[Instructions for the task] Please reproduce the entries exactly, skipping each picture.

****

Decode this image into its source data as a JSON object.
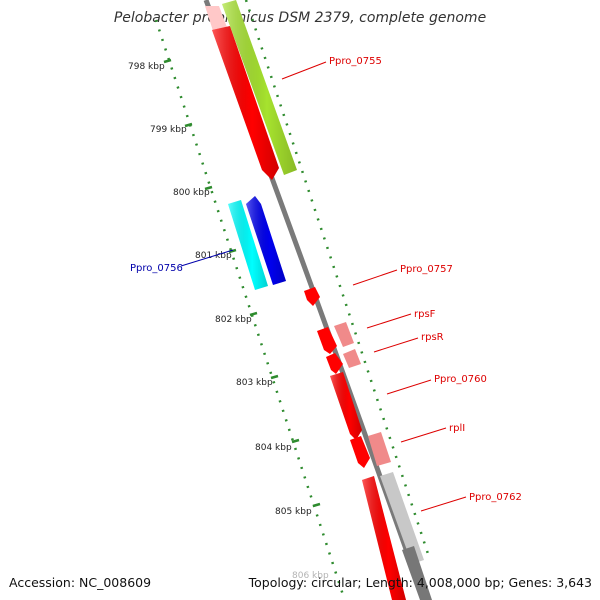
{
  "title": "Pelobacter propionicus DSM 2379, complete genome",
  "footer": {
    "accession": "Accession: NC_008609",
    "summary": "Topology: circular; Length: 4,008,000 bp; Genes: 3,643"
  },
  "colors": {
    "backbone": "#7a7a7a",
    "tick": "#2e8b2e",
    "gene_red": "#ff0000",
    "gene_pink": "#f08a8a",
    "gene_lime": "#a6e22e",
    "gene_cyan": "#00ffff",
    "gene_blue": "#0000ee",
    "gene_gray": "#bdbdbd",
    "label_red": "#dd0000",
    "label_blue": "#0000aa"
  },
  "scale": {
    "unit": "kbp",
    "labels": [
      "798 kbp",
      "799 kbp",
      "800 kbp",
      "801 kbp",
      "802 kbp",
      "803 kbp",
      "804 kbp",
      "805 kbp",
      "806 kbp"
    ]
  },
  "gene_labels": [
    {
      "name": "Ppro_0755",
      "color": "red"
    },
    {
      "name": "Ppro_0756",
      "color": "blue"
    },
    {
      "name": "Ppro_0757",
      "color": "red"
    },
    {
      "name": "rpsF",
      "color": "red"
    },
    {
      "name": "rpsR",
      "color": "red"
    },
    {
      "name": "Ppro_0760",
      "color": "red"
    },
    {
      "name": "rplI",
      "color": "red"
    },
    {
      "name": "Ppro_0762",
      "color": "red"
    }
  ]
}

****

[Expected answer]
Decode this image into its source data as a JSON object.
{
  "title": "Pelobacter propionicus DSM 2379, complete genome",
  "footer": {
    "accession": "Accession: NC_008609",
    "summary": "Topology: circular; Length: 4,008,000 bp; Genes: 3,643"
  },
  "colors": {
    "backbone": "#7a7a7a",
    "tick": "#2e8b2e",
    "gene_red": "#ff0000",
    "gene_pink": "#f08a8a",
    "gene_lime": "#a6e22e",
    "gene_cyan": "#00ffff",
    "gene_blue": "#0000ee",
    "gene_gray": "#bdbdbd",
    "label_red": "#dd0000",
    "label_blue": "#0000aa"
  },
  "scale": {
    "unit": "kbp",
    "labels": [
      "798 kbp",
      "799 kbp",
      "800 kbp",
      "801 kbp",
      "802 kbp",
      "803 kbp",
      "804 kbp",
      "805 kbp",
      "806 kbp"
    ]
  },
  "gene_labels": [
    {
      "name": "Ppro_0755",
      "color": "red"
    },
    {
      "name": "Ppro_0756",
      "color": "blue"
    },
    {
      "name": "Ppro_0757",
      "color": "red"
    },
    {
      "name": "rpsF",
      "color": "red"
    },
    {
      "name": "rpsR",
      "color": "red"
    },
    {
      "name": "Ppro_0760",
      "color": "red"
    },
    {
      "name": "rplI",
      "color": "red"
    },
    {
      "name": "Ppro_0762",
      "color": "red"
    }
  ]
}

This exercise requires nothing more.